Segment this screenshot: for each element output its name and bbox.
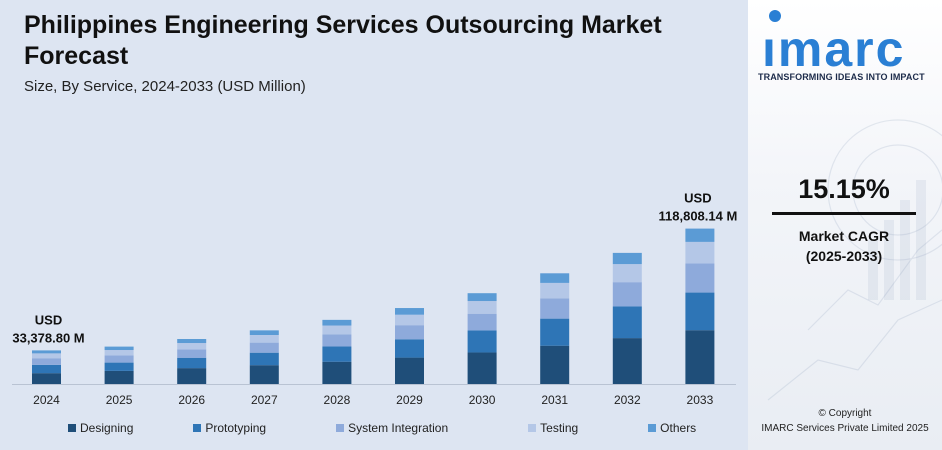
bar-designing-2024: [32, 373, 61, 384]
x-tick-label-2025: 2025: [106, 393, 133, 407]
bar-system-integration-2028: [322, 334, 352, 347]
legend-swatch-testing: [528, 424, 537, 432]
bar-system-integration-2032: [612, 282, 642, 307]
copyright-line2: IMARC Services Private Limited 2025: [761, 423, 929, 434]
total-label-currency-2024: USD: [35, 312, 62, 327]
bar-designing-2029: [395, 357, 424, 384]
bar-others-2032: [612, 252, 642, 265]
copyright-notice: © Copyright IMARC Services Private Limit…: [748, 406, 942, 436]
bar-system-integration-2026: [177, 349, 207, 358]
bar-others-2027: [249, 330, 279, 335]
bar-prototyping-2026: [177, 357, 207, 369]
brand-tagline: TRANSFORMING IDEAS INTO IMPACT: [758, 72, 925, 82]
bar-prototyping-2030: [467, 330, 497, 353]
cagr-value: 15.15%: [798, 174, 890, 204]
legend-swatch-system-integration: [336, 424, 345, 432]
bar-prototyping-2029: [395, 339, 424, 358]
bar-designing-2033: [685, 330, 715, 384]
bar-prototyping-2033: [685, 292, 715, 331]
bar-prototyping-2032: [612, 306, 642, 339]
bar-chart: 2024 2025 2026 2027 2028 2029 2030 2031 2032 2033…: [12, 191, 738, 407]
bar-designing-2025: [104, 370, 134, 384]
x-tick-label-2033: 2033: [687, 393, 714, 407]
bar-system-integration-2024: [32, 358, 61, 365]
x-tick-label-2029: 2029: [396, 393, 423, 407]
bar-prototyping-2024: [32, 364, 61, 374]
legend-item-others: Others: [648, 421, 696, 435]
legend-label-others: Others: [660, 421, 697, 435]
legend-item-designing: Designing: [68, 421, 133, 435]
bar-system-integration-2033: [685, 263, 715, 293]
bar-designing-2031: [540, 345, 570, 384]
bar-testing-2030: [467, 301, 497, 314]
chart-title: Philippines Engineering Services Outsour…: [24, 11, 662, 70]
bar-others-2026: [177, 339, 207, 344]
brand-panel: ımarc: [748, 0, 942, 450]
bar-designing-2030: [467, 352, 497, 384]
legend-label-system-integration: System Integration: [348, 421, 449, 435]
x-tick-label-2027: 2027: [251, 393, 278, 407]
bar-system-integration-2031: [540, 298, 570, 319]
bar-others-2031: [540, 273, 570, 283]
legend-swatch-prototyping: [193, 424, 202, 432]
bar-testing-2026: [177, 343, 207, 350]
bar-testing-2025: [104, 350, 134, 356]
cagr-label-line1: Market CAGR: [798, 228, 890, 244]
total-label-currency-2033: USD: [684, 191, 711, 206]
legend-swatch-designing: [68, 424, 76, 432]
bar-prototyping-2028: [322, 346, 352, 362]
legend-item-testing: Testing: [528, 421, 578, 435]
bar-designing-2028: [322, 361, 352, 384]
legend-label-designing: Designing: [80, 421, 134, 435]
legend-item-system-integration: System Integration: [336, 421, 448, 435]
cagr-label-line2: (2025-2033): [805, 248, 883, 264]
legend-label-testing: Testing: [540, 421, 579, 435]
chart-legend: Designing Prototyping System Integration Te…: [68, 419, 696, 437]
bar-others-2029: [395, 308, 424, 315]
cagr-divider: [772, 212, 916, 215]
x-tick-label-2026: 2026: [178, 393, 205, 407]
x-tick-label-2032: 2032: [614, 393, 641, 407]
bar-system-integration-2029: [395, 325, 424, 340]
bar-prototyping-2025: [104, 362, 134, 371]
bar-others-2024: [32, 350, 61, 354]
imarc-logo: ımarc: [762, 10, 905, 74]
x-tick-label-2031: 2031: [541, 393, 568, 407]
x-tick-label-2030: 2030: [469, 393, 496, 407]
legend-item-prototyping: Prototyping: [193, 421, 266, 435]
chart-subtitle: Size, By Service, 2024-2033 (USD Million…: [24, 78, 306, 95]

....................

◆ Short exercise: Quote the listing above word for word, from its first line to its last, and leave out the picture.

◆ Result for this exercise:
Segment this screenshot: for each element output its name and bbox.
bar-designing-2024: [32, 373, 61, 384]
x-tick-label-2025: 2025: [106, 393, 133, 407]
bar-system-integration-2028: [322, 334, 352, 347]
legend-swatch-testing: [528, 424, 537, 432]
bar-system-integration-2032: [612, 282, 642, 307]
copyright-line2: IMARC Services Private Limited 2025: [761, 423, 929, 434]
total-label-currency-2024: USD: [35, 312, 62, 327]
bar-designing-2029: [395, 357, 424, 384]
bar-others-2032: [612, 252, 642, 265]
copyright-notice: © Copyright IMARC Services Private Limit…: [748, 406, 942, 436]
bar-system-integration-2026: [177, 349, 207, 358]
bar-others-2027: [249, 330, 279, 335]
bar-prototyping-2026: [177, 357, 207, 369]
brand-tagline: TRANSFORMING IDEAS INTO IMPACT: [758, 72, 925, 82]
bar-prototyping-2030: [467, 330, 497, 353]
cagr-value: 15.15%: [798, 174, 890, 204]
legend-swatch-system-integration: [336, 424, 345, 432]
bar-prototyping-2029: [395, 339, 424, 358]
bar-designing-2033: [685, 330, 715, 384]
bar-prototyping-2033: [685, 292, 715, 331]
bar-prototyping-2032: [612, 306, 642, 339]
bar-chart: 2024 2025 2026 2027 2028 2029 2030 2031 2032 2033…: [12, 191, 738, 407]
bar-designing-2025: [104, 370, 134, 384]
x-tick-label-2033: 2033: [687, 393, 714, 407]
bar-system-integration-2024: [32, 358, 61, 365]
x-tick-label-2029: 2029: [396, 393, 423, 407]
bar-prototyping-2024: [32, 364, 61, 374]
legend-item-others: Others: [648, 421, 696, 435]
legend-label-others: Others: [660, 421, 697, 435]
legend-item-designing: Designing: [68, 421, 133, 435]
bar-system-integration-2033: [685, 263, 715, 293]
bar-designing-2031: [540, 345, 570, 384]
bar-testing-2030: [467, 301, 497, 314]
chart-title: Philippines Engineering Services Outsour…: [24, 11, 662, 70]
bar-others-2026: [177, 339, 207, 344]
brand-panel: ımarc: [748, 0, 942, 450]
bar-designing-2030: [467, 352, 497, 384]
legend-label-system-integration: System Integration: [348, 421, 449, 435]
x-tick-label-2027: 2027: [251, 393, 278, 407]
bar-system-integration-2031: [540, 298, 570, 319]
bar-others-2031: [540, 273, 570, 283]
legend-swatch-prototyping: [193, 424, 202, 432]
bar-testing-2026: [177, 343, 207, 350]
bar-testing-2025: [104, 350, 134, 356]
cagr-label-line1: Market CAGR: [798, 228, 890, 244]
total-label-currency-2033: USD: [684, 191, 711, 206]
legend-swatch-designing: [68, 424, 76, 432]
bar-prototyping-2028: [322, 346, 352, 362]
legend-item-testing: Testing: [528, 421, 578, 435]
bar-designing-2028: [322, 361, 352, 384]
legend-label-designing: Designing: [80, 421, 134, 435]
legend-item-system-integration: System Integration: [336, 421, 448, 435]
cagr-label-line2: (2025-2033): [805, 248, 883, 264]
legend-label-testing: Testing: [540, 421, 579, 435]
chart-legend: Designing Prototyping System Integration Te…: [68, 419, 696, 437]
bar-others-2029: [395, 308, 424, 315]
cagr-divider: [772, 212, 916, 215]
x-tick-label-2026: 2026: [178, 393, 205, 407]
x-tick-label-2032: 2032: [614, 393, 641, 407]
bar-system-integration-2029: [395, 325, 424, 340]
bar-prototyping-2025: [104, 362, 134, 371]
bar-others-2024: [32, 350, 61, 354]
imarc-logo: ımarc: [762, 10, 905, 74]
x-tick-label-2031: 2031: [541, 393, 568, 407]
x-tick-label-2030: 2030: [469, 393, 496, 407]
legend-item-prototyping: Prototyping: [193, 421, 266, 435]
chart-subtitle: Size, By Service, 2024-2033 (USD Million…: [24, 78, 306, 95]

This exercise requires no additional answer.